**Written problem**
Which lines hold the word "Maybe"? Copy each one.

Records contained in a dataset
[start]
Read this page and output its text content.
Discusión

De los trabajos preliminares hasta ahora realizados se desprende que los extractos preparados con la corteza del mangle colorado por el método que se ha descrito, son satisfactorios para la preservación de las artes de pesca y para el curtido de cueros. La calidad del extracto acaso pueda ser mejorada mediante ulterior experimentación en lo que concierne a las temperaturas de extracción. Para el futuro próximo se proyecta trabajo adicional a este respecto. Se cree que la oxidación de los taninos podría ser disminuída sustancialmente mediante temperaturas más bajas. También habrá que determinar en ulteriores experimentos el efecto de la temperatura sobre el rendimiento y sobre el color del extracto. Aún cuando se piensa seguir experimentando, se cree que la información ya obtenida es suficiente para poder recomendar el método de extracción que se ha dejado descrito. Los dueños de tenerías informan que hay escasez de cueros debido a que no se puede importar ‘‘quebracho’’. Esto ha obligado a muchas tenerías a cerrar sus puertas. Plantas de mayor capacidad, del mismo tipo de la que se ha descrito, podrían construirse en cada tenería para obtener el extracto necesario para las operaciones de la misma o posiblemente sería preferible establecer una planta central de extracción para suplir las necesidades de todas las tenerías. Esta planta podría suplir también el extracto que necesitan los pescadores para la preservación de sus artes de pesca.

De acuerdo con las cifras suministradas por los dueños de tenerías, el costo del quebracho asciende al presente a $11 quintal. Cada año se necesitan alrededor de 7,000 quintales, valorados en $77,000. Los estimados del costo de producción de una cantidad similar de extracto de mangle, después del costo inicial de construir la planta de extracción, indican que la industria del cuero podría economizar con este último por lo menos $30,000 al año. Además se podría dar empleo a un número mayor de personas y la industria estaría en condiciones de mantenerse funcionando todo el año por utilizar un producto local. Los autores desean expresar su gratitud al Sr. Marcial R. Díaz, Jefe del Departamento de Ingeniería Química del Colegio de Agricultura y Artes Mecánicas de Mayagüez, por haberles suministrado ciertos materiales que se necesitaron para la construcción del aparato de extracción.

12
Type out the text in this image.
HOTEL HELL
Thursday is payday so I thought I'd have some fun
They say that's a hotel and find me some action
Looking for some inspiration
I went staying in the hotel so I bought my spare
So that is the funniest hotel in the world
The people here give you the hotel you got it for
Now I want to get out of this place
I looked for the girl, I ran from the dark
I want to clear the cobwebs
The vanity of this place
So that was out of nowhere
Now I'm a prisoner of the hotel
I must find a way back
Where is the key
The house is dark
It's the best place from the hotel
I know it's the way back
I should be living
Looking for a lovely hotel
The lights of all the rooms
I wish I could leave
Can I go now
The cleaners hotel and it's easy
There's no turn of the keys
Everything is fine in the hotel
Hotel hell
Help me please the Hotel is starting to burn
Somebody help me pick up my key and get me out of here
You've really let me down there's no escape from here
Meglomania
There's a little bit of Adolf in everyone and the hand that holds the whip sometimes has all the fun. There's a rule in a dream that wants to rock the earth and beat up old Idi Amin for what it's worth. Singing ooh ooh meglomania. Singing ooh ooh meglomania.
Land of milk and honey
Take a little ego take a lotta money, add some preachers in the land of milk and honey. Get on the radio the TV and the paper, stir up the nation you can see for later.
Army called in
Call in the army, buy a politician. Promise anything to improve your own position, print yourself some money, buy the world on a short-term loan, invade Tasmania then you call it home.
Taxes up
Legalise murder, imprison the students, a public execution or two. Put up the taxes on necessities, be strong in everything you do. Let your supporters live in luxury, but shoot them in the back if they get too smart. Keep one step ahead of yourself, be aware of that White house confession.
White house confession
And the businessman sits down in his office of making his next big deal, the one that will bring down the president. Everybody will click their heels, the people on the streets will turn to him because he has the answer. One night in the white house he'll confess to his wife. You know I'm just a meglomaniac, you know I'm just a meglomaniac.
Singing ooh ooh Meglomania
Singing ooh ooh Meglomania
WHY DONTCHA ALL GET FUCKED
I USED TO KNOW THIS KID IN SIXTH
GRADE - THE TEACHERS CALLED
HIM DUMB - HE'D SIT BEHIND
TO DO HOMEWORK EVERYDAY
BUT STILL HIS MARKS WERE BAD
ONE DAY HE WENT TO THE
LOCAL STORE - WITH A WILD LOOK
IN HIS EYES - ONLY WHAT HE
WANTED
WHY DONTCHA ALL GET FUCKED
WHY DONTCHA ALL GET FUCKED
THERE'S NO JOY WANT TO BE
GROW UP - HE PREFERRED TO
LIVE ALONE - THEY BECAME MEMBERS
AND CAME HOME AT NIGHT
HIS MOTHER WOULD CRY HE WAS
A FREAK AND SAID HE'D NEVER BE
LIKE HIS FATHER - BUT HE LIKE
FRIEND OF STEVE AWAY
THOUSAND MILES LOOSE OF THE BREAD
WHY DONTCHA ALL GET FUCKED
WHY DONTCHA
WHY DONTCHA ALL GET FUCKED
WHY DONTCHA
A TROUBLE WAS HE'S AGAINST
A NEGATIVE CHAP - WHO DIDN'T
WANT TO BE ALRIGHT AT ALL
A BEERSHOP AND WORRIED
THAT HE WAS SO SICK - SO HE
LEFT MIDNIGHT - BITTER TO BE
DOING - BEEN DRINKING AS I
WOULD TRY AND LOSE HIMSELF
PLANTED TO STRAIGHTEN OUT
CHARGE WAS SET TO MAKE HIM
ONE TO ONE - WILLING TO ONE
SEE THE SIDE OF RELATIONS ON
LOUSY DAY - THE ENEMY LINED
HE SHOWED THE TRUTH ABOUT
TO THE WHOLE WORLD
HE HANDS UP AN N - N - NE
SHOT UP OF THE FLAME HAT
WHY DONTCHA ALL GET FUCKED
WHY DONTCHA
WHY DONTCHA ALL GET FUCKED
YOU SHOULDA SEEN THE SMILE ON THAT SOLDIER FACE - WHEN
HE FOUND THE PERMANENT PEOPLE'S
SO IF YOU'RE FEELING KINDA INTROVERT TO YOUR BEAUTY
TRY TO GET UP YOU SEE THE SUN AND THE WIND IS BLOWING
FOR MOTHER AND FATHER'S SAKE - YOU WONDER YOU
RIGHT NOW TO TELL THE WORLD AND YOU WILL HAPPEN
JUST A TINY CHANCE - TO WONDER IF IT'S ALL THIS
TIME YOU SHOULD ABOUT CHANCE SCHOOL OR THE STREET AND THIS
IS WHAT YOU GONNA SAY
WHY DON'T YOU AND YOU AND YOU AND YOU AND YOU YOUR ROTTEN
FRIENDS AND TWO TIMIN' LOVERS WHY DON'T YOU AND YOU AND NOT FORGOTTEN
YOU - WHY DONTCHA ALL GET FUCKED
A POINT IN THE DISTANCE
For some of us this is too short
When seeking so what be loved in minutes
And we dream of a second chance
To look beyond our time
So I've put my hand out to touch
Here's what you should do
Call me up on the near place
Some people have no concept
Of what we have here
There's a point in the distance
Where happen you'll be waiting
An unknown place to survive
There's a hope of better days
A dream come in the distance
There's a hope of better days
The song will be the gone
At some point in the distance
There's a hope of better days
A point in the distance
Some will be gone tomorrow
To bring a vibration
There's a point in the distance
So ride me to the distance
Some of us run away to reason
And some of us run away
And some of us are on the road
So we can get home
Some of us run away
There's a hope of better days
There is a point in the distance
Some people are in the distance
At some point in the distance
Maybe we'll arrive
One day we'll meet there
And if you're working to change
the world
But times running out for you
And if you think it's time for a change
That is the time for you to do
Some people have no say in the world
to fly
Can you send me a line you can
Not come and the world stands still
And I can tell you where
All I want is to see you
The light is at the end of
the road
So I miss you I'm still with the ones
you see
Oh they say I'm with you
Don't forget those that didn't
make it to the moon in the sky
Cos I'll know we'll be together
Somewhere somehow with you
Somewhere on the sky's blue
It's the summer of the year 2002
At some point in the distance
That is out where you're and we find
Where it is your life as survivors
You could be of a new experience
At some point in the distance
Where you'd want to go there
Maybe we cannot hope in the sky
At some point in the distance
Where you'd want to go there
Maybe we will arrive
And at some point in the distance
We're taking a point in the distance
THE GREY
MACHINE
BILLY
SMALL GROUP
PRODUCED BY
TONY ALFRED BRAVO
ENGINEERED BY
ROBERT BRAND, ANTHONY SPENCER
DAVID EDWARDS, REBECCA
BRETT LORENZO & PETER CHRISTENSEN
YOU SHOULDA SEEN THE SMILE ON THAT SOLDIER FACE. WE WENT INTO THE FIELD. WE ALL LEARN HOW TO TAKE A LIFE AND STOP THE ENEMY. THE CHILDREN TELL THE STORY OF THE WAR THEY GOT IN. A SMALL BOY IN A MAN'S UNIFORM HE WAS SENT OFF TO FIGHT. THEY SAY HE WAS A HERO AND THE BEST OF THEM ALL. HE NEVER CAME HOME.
[end]
**Solution to this problem**
Maybe we'll arrive
Maybe we cannot hope in the sky
Maybe we will arrive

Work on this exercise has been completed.